Dataset records
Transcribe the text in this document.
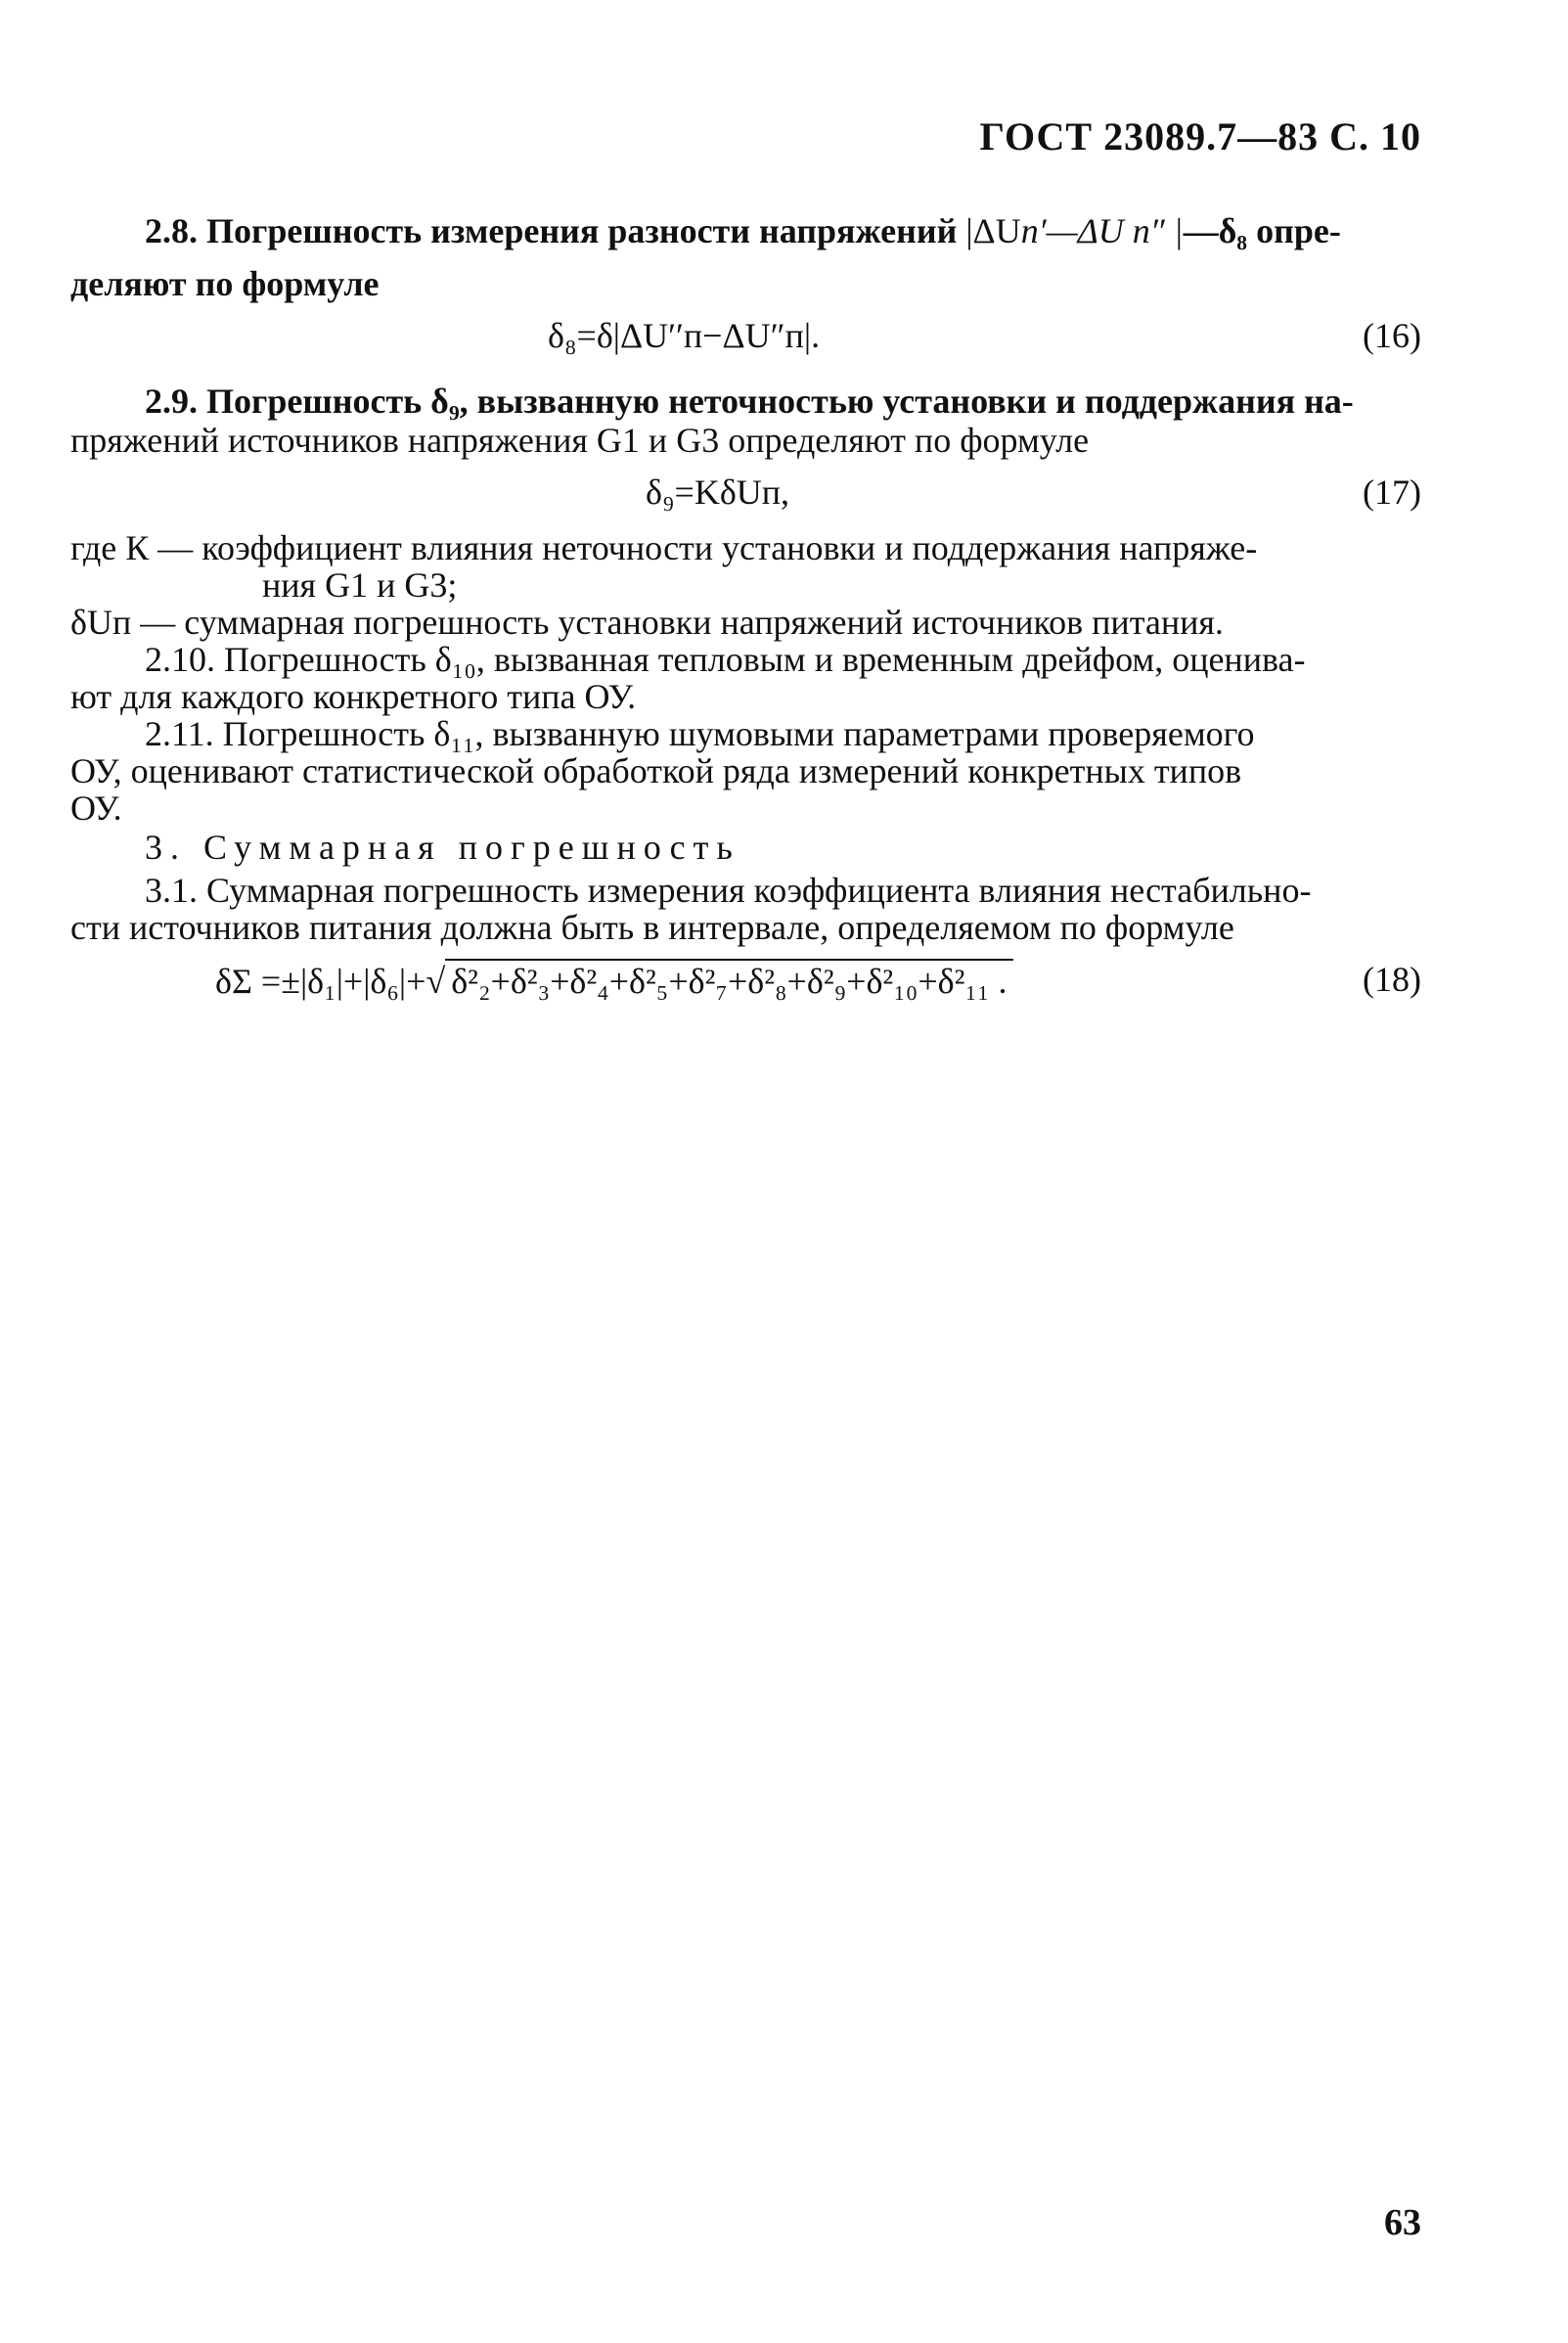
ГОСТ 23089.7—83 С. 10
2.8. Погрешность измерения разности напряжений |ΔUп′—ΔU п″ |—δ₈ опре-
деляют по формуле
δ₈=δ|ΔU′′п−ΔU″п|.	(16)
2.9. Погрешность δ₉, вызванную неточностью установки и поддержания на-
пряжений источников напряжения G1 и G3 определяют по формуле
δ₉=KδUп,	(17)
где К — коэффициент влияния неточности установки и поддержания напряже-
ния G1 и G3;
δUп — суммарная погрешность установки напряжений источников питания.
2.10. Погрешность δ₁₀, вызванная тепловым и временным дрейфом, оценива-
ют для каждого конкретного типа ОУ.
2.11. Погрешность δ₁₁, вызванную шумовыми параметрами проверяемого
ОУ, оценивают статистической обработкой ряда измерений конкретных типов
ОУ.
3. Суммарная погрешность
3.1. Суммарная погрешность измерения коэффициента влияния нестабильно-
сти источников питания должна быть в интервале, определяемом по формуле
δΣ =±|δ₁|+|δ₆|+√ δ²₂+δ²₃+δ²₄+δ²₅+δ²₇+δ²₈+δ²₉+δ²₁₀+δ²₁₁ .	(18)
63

## Exercise directions
All lines above containing the string "вызванную" are to be collected.

## Reply
2.9. Погрешность δ₉, вызванную неточностью установки и поддержания на-
2.11. Погрешность δ₁₁, вызванную шумовыми параметрами проверяемого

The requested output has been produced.